__DO THIS__
Pictures aside, write out every record exactly as it appears.

__DATA IN THIS EXERCISE__
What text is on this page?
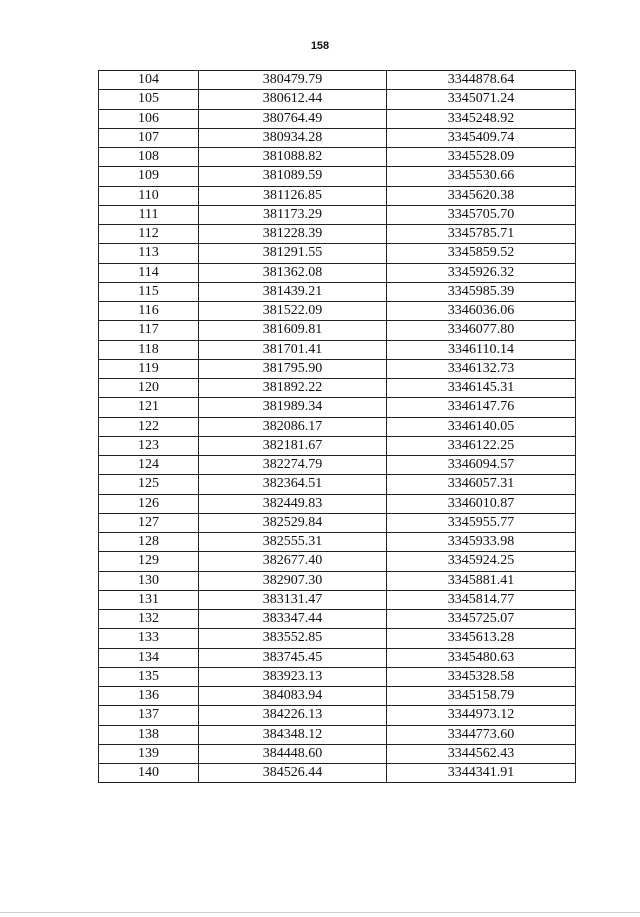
158
104	380479.79	3344878.64
105	380612.44	3345071.24
106	380764.49	3345248.92
107	380934.28	3345409.74
108	381088.82	3345528.09
109	381089.59	3345530.66
110	381126.85	3345620.38
111	381173.29	3345705.70
112	381228.39	3345785.71
113	381291.55	3345859.52
114	381362.08	3345926.32
115	381439.21	3345985.39
116	381522.09	3346036.06
117	381609.81	3346077.80
118	381701.41	3346110.14
119	381795.90	3346132.73
120	381892.22	3346145.31
121	381989.34	3346147.76
122	382086.17	3346140.05
123	382181.67	3346122.25
124	382274.79	3346094.57
125	382364.51	3346057.31
126	382449.83	3346010.87
127	382529.84	3345955.77
128	382555.31	3345933.98
129	382677.40	3345924.25
130	382907.30	3345881.41
131	383131.47	3345814.77
132	383347.44	3345725.07
133	383552.85	3345613.28
134	383745.45	3345480.63
135	383923.13	3345328.58
136	384083.94	3345158.79
137	384226.13	3344973.12
138	384348.12	3344773.60
139	384448.60	3344562.43
140	384526.44	3344341.91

__EXERCISE ANSWER__
What text is on this page?
158
104	380479.79	3344878.64
105	380612.44	3345071.24
106	380764.49	3345248.92
107	380934.28	3345409.74
108	381088.82	3345528.09
109	381089.59	3345530.66
110	381126.85	3345620.38
111	381173.29	3345705.70
112	381228.39	3345785.71
113	381291.55	3345859.52
114	381362.08	3345926.32
115	381439.21	3345985.39
116	381522.09	3346036.06
117	381609.81	3346077.80
118	381701.41	3346110.14
119	381795.90	3346132.73
120	381892.22	3346145.31
121	381989.34	3346147.76
122	382086.17	3346140.05
123	382181.67	3346122.25
124	382274.79	3346094.57
125	382364.51	3346057.31
126	382449.83	3346010.87
127	382529.84	3345955.77
128	382555.31	3345933.98
129	382677.40	3345924.25
130	382907.30	3345881.41
131	383131.47	3345814.77
132	383347.44	3345725.07
133	383552.85	3345613.28
134	383745.45	3345480.63
135	383923.13	3345328.58
136	384083.94	3345158.79
137	384226.13	3344973.12
138	384348.12	3344773.60
139	384448.60	3344562.43
140	384526.44	3344341.91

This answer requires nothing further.